Scan the data below. Pull out each line where "waren" occurs.

● ● ● ●

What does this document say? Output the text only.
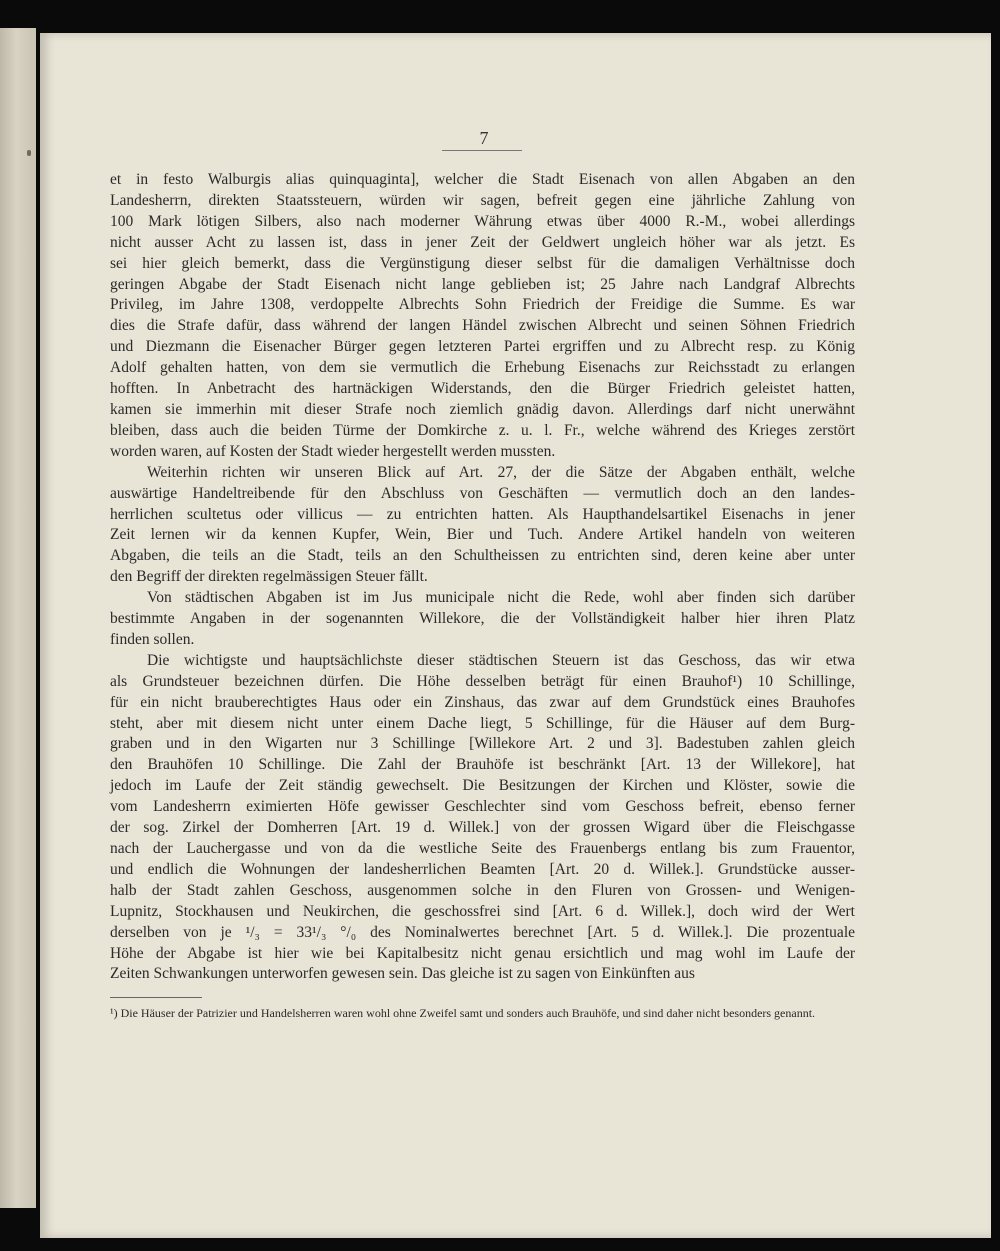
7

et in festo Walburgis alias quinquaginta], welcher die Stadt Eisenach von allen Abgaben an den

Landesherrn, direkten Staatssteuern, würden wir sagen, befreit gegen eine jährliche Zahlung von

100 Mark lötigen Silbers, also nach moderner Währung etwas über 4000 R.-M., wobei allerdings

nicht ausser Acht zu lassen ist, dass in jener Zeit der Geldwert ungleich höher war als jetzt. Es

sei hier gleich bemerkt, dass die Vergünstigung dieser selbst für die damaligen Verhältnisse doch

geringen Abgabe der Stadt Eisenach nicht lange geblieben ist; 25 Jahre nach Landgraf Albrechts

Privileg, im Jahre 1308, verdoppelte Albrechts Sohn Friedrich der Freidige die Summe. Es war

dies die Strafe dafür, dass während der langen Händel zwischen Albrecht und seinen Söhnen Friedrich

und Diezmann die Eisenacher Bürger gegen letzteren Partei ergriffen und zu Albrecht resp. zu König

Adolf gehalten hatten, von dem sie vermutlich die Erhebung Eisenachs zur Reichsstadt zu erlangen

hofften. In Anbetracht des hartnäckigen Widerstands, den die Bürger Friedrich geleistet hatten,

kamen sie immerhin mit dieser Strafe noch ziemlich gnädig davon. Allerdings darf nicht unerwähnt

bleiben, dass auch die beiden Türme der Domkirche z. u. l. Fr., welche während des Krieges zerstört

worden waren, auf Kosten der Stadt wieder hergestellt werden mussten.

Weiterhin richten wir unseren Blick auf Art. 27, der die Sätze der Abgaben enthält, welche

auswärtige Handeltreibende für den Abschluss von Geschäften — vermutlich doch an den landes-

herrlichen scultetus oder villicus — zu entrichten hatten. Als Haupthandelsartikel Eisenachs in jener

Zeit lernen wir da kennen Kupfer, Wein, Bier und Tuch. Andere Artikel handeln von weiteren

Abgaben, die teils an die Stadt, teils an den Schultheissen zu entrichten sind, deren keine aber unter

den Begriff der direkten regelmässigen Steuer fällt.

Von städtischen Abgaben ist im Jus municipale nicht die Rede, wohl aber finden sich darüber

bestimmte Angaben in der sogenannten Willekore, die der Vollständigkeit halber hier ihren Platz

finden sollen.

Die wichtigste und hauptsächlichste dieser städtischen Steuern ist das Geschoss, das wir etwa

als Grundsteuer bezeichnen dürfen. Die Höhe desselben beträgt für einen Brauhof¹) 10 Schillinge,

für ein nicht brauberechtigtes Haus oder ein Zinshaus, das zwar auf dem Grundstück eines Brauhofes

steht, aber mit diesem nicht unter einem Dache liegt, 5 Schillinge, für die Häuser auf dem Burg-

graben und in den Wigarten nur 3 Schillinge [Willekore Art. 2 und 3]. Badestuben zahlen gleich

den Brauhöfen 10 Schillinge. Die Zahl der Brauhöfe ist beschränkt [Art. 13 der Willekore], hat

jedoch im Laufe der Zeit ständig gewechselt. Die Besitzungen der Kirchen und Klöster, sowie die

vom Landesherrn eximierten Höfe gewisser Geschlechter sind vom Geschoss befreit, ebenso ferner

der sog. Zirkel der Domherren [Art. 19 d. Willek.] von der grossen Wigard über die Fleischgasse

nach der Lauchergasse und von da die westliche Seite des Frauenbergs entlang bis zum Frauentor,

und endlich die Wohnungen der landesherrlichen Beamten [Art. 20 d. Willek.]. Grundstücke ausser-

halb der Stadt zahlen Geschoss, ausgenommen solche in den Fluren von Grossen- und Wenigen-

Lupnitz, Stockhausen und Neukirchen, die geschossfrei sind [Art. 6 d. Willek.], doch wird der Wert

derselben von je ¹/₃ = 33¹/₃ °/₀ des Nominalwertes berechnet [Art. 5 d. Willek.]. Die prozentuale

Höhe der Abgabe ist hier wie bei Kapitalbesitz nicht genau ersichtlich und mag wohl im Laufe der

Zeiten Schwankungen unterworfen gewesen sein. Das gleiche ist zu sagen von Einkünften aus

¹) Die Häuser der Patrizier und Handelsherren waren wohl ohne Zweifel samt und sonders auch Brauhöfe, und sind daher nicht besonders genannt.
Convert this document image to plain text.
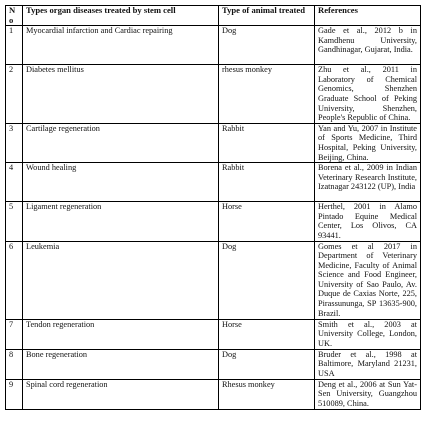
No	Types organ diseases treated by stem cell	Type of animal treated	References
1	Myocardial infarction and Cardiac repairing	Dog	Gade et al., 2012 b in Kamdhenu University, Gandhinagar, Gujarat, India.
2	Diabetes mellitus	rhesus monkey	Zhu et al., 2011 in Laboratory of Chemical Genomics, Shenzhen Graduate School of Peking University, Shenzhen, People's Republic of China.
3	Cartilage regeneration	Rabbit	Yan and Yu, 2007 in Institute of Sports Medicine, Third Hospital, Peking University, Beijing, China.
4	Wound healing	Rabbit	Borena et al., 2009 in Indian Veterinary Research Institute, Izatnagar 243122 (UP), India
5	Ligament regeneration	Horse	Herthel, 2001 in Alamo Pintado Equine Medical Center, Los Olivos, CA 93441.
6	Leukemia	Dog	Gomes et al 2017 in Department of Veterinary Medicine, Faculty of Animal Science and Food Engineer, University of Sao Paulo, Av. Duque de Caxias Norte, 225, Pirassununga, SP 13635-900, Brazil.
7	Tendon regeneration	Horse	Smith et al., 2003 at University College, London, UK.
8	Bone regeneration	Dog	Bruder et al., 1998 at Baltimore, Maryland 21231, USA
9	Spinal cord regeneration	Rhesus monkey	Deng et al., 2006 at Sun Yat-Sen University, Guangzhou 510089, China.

● ● ● ●

▸ **Your solution**
worden waren, auf Kosten der Stadt wieder hergestellt werden mussten.
¹) Die Häuser der Patrizier und Handelsherren waren wohl ohne Zweifel samt und sonders auch Brauhöfe, und sind daher nicht besonders genannt.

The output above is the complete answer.